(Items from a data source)
++++
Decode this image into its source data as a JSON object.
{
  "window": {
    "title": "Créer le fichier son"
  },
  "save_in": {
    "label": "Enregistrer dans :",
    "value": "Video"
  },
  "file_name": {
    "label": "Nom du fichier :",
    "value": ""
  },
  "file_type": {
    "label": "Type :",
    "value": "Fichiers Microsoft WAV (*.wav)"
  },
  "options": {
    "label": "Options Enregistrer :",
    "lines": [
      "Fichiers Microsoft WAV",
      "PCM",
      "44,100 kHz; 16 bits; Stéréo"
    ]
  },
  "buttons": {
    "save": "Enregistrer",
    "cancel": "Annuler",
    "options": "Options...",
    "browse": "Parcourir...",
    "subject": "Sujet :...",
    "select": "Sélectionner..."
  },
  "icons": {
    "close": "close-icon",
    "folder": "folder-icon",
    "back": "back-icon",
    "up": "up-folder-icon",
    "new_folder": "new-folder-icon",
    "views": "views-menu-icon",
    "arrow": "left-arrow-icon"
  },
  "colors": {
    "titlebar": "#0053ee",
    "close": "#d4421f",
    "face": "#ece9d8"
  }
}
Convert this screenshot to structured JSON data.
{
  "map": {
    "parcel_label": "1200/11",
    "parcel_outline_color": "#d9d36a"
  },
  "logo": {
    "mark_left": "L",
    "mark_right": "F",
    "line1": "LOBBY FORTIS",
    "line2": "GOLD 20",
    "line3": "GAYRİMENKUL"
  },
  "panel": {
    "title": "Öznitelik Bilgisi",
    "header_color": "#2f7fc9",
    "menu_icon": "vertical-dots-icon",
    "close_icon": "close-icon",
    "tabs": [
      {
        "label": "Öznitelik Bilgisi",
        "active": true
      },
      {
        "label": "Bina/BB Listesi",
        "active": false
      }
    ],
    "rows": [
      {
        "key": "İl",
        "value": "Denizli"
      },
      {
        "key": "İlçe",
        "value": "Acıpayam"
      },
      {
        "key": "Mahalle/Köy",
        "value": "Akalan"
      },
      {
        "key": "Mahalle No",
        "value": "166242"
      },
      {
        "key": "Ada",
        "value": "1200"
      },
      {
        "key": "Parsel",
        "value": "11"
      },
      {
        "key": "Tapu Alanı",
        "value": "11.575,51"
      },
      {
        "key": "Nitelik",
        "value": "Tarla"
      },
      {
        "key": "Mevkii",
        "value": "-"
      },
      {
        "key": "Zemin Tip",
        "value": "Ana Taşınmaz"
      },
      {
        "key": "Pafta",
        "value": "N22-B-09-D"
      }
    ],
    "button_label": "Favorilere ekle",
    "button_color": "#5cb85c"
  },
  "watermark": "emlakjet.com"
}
++++
Check each line of the records for "Fichiers" and copy the ones that contain it.

    "value": "Fichiers Microsoft WAV (*.wav)"
      "Fichiers Microsoft WAV",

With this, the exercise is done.